Required task → Write down each entry again, exactly as it reads.

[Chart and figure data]
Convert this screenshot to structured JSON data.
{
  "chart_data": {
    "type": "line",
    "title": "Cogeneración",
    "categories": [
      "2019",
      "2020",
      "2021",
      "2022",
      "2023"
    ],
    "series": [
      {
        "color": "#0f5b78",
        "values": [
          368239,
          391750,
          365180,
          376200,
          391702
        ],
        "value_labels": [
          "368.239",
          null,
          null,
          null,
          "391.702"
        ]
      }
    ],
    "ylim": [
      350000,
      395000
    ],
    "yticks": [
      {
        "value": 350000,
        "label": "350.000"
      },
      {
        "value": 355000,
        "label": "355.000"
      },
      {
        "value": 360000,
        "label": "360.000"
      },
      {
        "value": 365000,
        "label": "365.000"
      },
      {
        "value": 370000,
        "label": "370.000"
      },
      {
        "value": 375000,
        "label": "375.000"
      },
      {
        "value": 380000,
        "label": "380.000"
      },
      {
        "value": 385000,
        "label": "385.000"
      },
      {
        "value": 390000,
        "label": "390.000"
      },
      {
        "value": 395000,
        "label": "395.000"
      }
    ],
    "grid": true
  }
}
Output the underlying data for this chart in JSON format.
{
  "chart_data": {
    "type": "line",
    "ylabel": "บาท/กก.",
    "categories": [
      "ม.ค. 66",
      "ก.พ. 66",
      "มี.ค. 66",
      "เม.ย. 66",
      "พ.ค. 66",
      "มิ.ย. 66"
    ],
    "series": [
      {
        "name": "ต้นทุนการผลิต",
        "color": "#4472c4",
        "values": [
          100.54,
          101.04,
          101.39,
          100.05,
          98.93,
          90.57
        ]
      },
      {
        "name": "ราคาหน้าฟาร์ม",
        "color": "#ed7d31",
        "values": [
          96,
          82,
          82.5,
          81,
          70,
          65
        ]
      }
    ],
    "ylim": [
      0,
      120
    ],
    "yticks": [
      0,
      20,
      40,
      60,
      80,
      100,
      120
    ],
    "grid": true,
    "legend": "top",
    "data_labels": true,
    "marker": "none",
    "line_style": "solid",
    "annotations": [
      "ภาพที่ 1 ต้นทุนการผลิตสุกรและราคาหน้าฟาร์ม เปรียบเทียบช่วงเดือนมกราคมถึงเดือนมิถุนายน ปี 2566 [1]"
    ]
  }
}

Complete response →
Convert this screenshot to structured JSON data.
{
  "chart_data": {
    "type": "line",
    "title": "Cogeneración",
    "categories": [
      "2019",
      "2020",
      "2021",
      "2022",
      "2023"
    ],
    "series": [
      {
        "color": "#0f5b78",
        "values": [
          368239,
          391750,
          365180,
          376200,
          391702
        ],
        "value_labels": [
          "368.239",
          null,
          null,
          null,
          "391.702"
        ]
      }
    ],
    "ylim": [
      350000,
      395000
    ],
    "yticks": [
      {
        "value": 350000,
        "label": "350.000"
      },
      {
        "value": 355000,
        "label": "355.000"
      },
      {
        "value": 360000,
        "label": "360.000"
      },
      {
        "value": 365000,
        "label": "365.000"
      },
      {
        "value": 370000,
        "label": "370.000"
      },
      {
        "value": 375000,
        "label": "375.000"
      },
      {
        "value": 380000,
        "label": "380.000"
      },
      {
        "value": 385000,
        "label": "385.000"
      },
      {
        "value": 390000,
        "label": "390.000"
      },
      {
        "value": 395000,
        "label": "395.000"
      }
    ],
    "grid": true
  }
}
Output the underlying data for this chart in JSON format.
{
  "chart_data": {
    "type": "line",
    "ylabel": "บาท/กก.",
    "categories": [
      "ม.ค. 66",
      "ก.พ. 66",
      "มี.ค. 66",
      "เม.ย. 66",
      "พ.ค. 66",
      "มิ.ย. 66"
    ],
    "series": [
      {
        "name": "ต้นทุนการผลิต",
        "color": "#4472c4",
        "values": [
          100.54,
          101.04,
          101.39,
          100.05,
          98.93,
          90.57
        ]
      },
      {
        "name": "ราคาหน้าฟาร์ม",
        "color": "#ed7d31",
        "values": [
          96,
          82,
          82.5,
          81,
          70,
          65
        ]
      }
    ],
    "ylim": [
      0,
      120
    ],
    "yticks": [
      0,
      20,
      40,
      60,
      80,
      100,
      120
    ],
    "grid": true,
    "legend": "top",
    "data_labels": true,
    "marker": "none",
    "line_style": "solid",
    "annotations": [
      "ภาพที่ 1 ต้นทุนการผลิตสุกรและราคาหน้าฟาร์ม เปรียบเทียบช่วงเดือนมกราคมถึงเดือนมิถุนายน ปี 2566 [1]"
    ]
  }
}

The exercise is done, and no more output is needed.